GOAL OF THE EXERCISE: In the copy, include every entry exactly but none of the pictures.

-- Start --

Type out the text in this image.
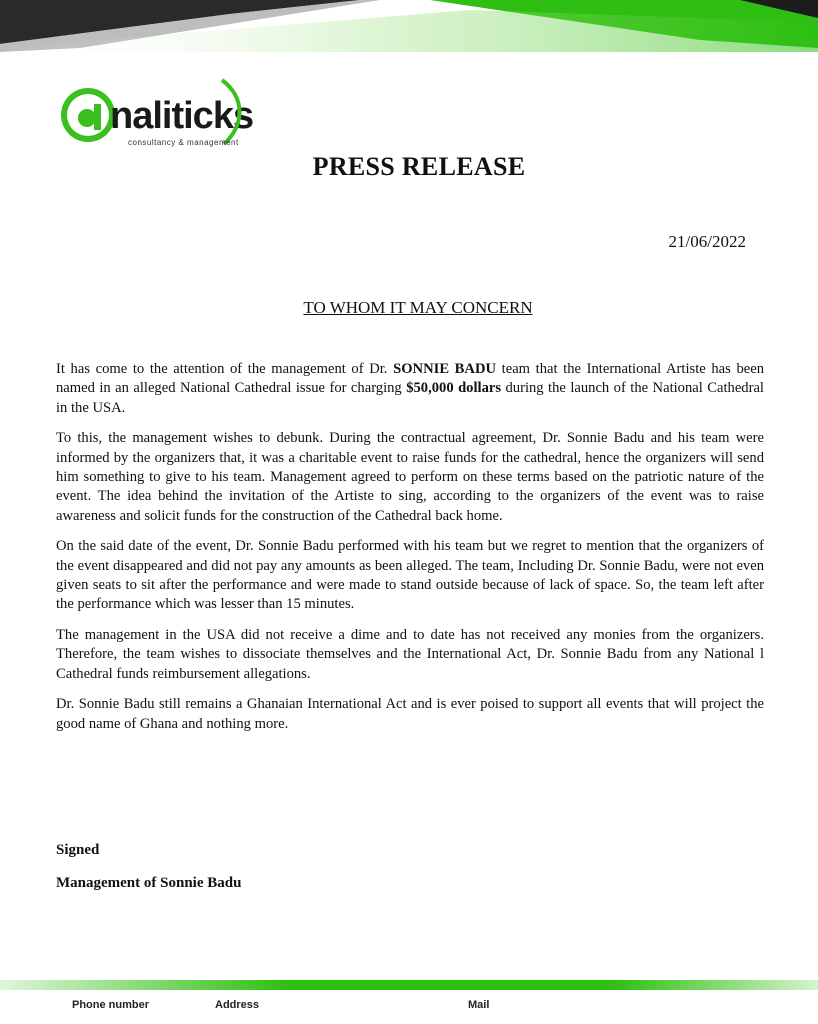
naliticks
consultancy & management
PRESS RELEASE
21/06/2022
TO WHOM IT MAY CONCERN

It has come to the attention of the management of Dr. SONNIE BADU team that the International Artiste has been named in an alleged National Cathedral issue for charging $50,000 dollars during the launch of the National Cathedral in the USA.

To this, the management wishes to debunk. During the contractual agreement, Dr. Sonnie Badu and his team were informed by the organizers that, it was a charitable event to raise funds for the cathedral, hence the organizers will send him something to give to his team. Management agreed to perform on these terms based on the patriotic nature of the event. The idea behind the invitation of the Artiste to sing, according to the organizers of the event was to raise awareness and solicit funds for the construction of the Cathedral back home.

On the said date of the event, Dr. Sonnie Badu performed with his team but we regret to mention that the organizers of the event disappeared and did not pay any amounts as been alleged. The team, Including Dr. Sonnie Badu, were not even given seats to sit after the performance and were made to stand outside because of lack of space. So, the team left after the performance which was lesser than 15 minutes.

The management in the USA did not receive a dime and to date has not received any monies from the organizers. Therefore, the team wishes to dissociate themselves and the International Act, Dr. Sonnie Badu from any National l Cathedral funds reimbursement allegations.

Dr. Sonnie Badu still remains a Ghanaian International Act and is ever poised to support all events that will project the good name of Ghana and nothing more.

Signed
Management of Sonnie Badu
Phone number	Address	Mail
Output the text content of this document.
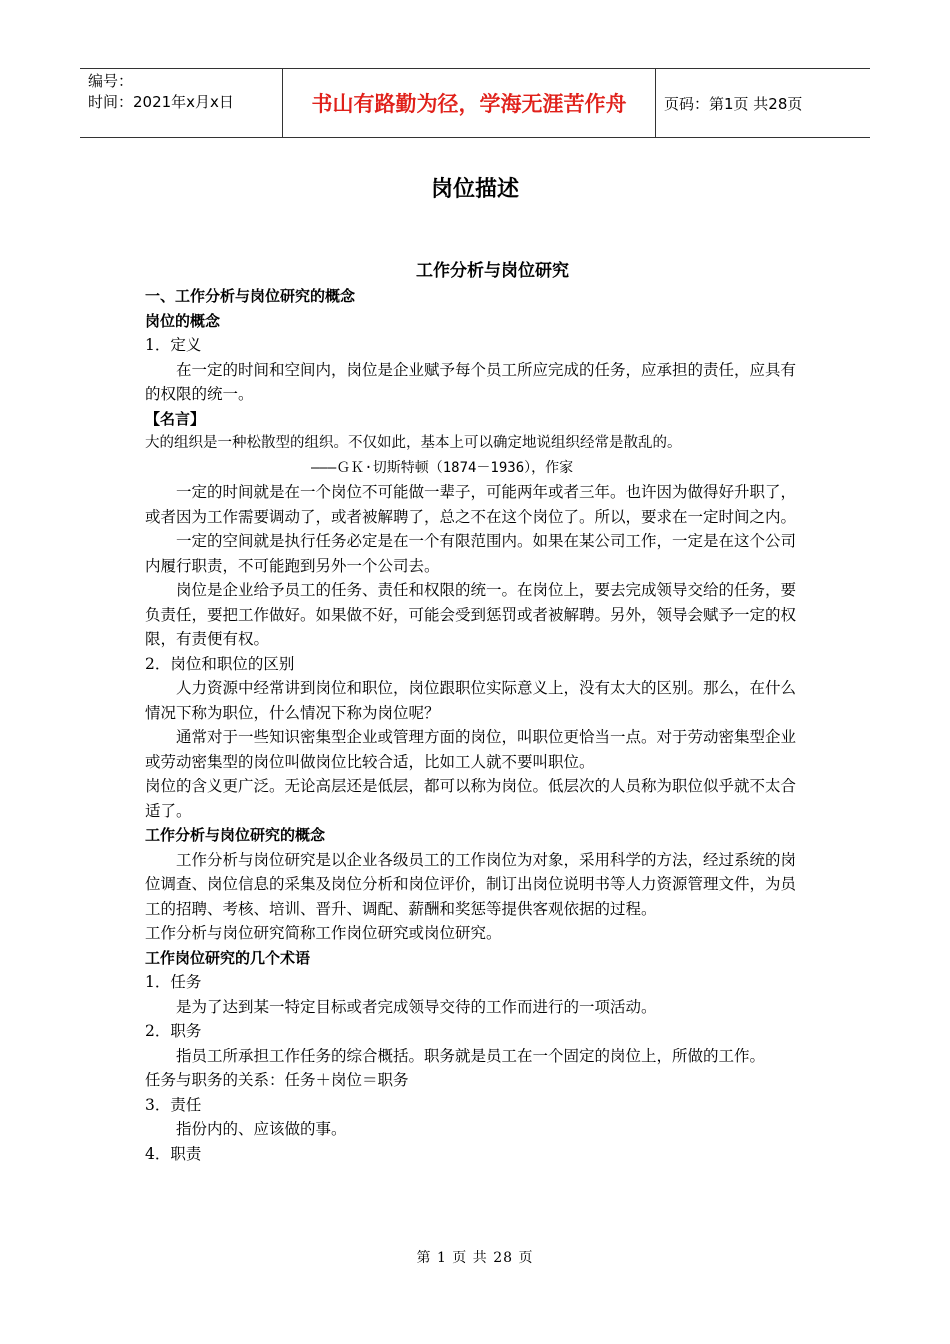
编号：
时间：2021年x月x日	书山有路勤为径，学海无涯苦作舟	页码：第1页 共28页
岗位描述

工作分析与岗位研究

一、工作分析与岗位研究的概念

岗位的概念

1．定义

在一定的时间和空间内，岗位是企业赋予每个员工所应完成的任务，应承担的责任，应具有的权限的统一。

【名言】

大的组织是一种松散型的组织。不仅如此，基本上可以确定地说组织经常是散乱的。

———ＧＫ·切斯特顿（1874－1936），作家

一定的时间就是在一个岗位不可能做一辈子，可能两年或者三年。也许因为做得好升职了，或者因为工作需要调动了，或者被解聘了，总之不在这个岗位了。所以，要求在一定时间之内。

一定的空间就是执行任务必定是在一个有限范围内。如果在某公司工作，一定是在这个公司内履行职责，不可能跑到另外一个公司去。

岗位是企业给予员工的任务、责任和权限的统一。在岗位上，要去完成领导交给的任务，要负责任，要把工作做好。如果做不好，可能会受到惩罚或者被解聘。另外，领导会赋予一定的权限，有责便有权。

2．岗位和职位的区别

人力资源中经常讲到岗位和职位，岗位跟职位实际意义上，没有太大的区别。那么，在什么情况下称为职位，什么情况下称为岗位呢？

通常对于一些知识密集型企业或管理方面的岗位，叫职位更恰当一点。对于劳动密集型企业或劳动密集型的岗位叫做岗位比较合适，比如工人就不要叫职位。

岗位的含义更广泛。无论高层还是低层，都可以称为岗位。低层次的人员称为职位似乎就不太合适了。

工作分析与岗位研究的概念

工作分析与岗位研究是以企业各级员工的工作岗位为对象，采用科学的方法，经过系统的岗位调查、岗位信息的采集及岗位分析和岗位评价，制订出岗位说明书等人力资源管理文件，为员工的招聘、考核、培训、晋升、调配、薪酬和奖惩等提供客观依据的过程。

工作分析与岗位研究简称工作岗位研究或岗位研究。

工作岗位研究的几个术语

1．任务

是为了达到某一特定目标或者完成领导交待的工作而进行的一项活动。

2．职务

指员工所承担工作任务的综合概括。职务就是员工在一个固定的岗位上，所做的工作。

任务与职务的关系：任务＋岗位＝职务

3．责任

指份内的、应该做的事。

4．职责

第 1 页 共 28 页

-- End --

WRITTEN REPLY:
Type out the text in this image.
naliticks
consultancy & management
PRESS RELEASE
21/06/2022
TO WHOM IT MAY CONCERN

It has come to the attention of the management of Dr. SONNIE BADU team that the International Artiste has been named in an alleged National Cathedral issue for charging $50,000 dollars during the launch of the National Cathedral in the USA.

To this, the management wishes to debunk. During the contractual agreement, Dr. Sonnie Badu and his team were informed by the organizers that, it was a charitable event to raise funds for the cathedral, hence the organizers will send him something to give to his team. Management agreed to perform on these terms based on the patriotic nature of the event. The idea behind the invitation of the Artiste to sing, according to the organizers of the event was to raise awareness and solicit funds for the construction of the Cathedral back home.

On the said date of the event, Dr. Sonnie Badu performed with his team but we regret to mention that the organizers of the event disappeared and did not pay any amounts as been alleged. The team, Including Dr. Sonnie Badu, were not even given seats to sit after the performance and were made to stand outside because of lack of space. So, the team left after the performance which was lesser than 15 minutes.

The management in the USA did not receive a dime and to date has not received any monies from the organizers. Therefore, the team wishes to dissociate themselves and the International Act, Dr. Sonnie Badu from any National l Cathedral funds reimbursement allegations.

Dr. Sonnie Badu still remains a Ghanaian International Act and is ever poised to support all events that will project the good name of Ghana and nothing more.

Signed
Management of Sonnie Badu
Phone number	Address	Mail
Output the text content of this document.
编号：
时间：2021年x月x日	书山有路勤为径，学海无涯苦作舟	页码：第1页 共28页
岗位描述

工作分析与岗位研究

一、工作分析与岗位研究的概念

岗位的概念

1．定义

在一定的时间和空间内，岗位是企业赋予每个员工所应完成的任务，应承担的责任，应具有的权限的统一。

【名言】

大的组织是一种松散型的组织。不仅如此，基本上可以确定地说组织经常是散乱的。

———ＧＫ·切斯特顿（1874－1936），作家

一定的时间就是在一个岗位不可能做一辈子，可能两年或者三年。也许因为做得好升职了，或者因为工作需要调动了，或者被解聘了，总之不在这个岗位了。所以，要求在一定时间之内。

一定的空间就是执行任务必定是在一个有限范围内。如果在某公司工作，一定是在这个公司内履行职责，不可能跑到另外一个公司去。

岗位是企业给予员工的任务、责任和权限的统一。在岗位上，要去完成领导交给的任务，要负责任，要把工作做好。如果做不好，可能会受到惩罚或者被解聘。另外，领导会赋予一定的权限，有责便有权。

2．岗位和职位的区别

人力资源中经常讲到岗位和职位，岗位跟职位实际意义上，没有太大的区别。那么，在什么情况下称为职位，什么情况下称为岗位呢？

通常对于一些知识密集型企业或管理方面的岗位，叫职位更恰当一点。对于劳动密集型企业或劳动密集型的岗位叫做岗位比较合适，比如工人就不要叫职位。

岗位的含义更广泛。无论高层还是低层，都可以称为岗位。低层次的人员称为职位似乎就不太合适了。

工作分析与岗位研究的概念

工作分析与岗位研究是以企业各级员工的工作岗位为对象，采用科学的方法，经过系统的岗位调查、岗位信息的采集及岗位分析和岗位评价，制订出岗位说明书等人力资源管理文件，为员工的招聘、考核、培训、晋升、调配、薪酬和奖惩等提供客观依据的过程。

工作分析与岗位研究简称工作岗位研究或岗位研究。

工作岗位研究的几个术语

1．任务

是为了达到某一特定目标或者完成领导交待的工作而进行的一项活动。

2．职务

指员工所承担工作任务的综合概括。职务就是员工在一个固定的岗位上，所做的工作。

任务与职务的关系：任务＋岗位＝职务

3．责任

指份内的、应该做的事。

4．职责

第 1 页 共 28 页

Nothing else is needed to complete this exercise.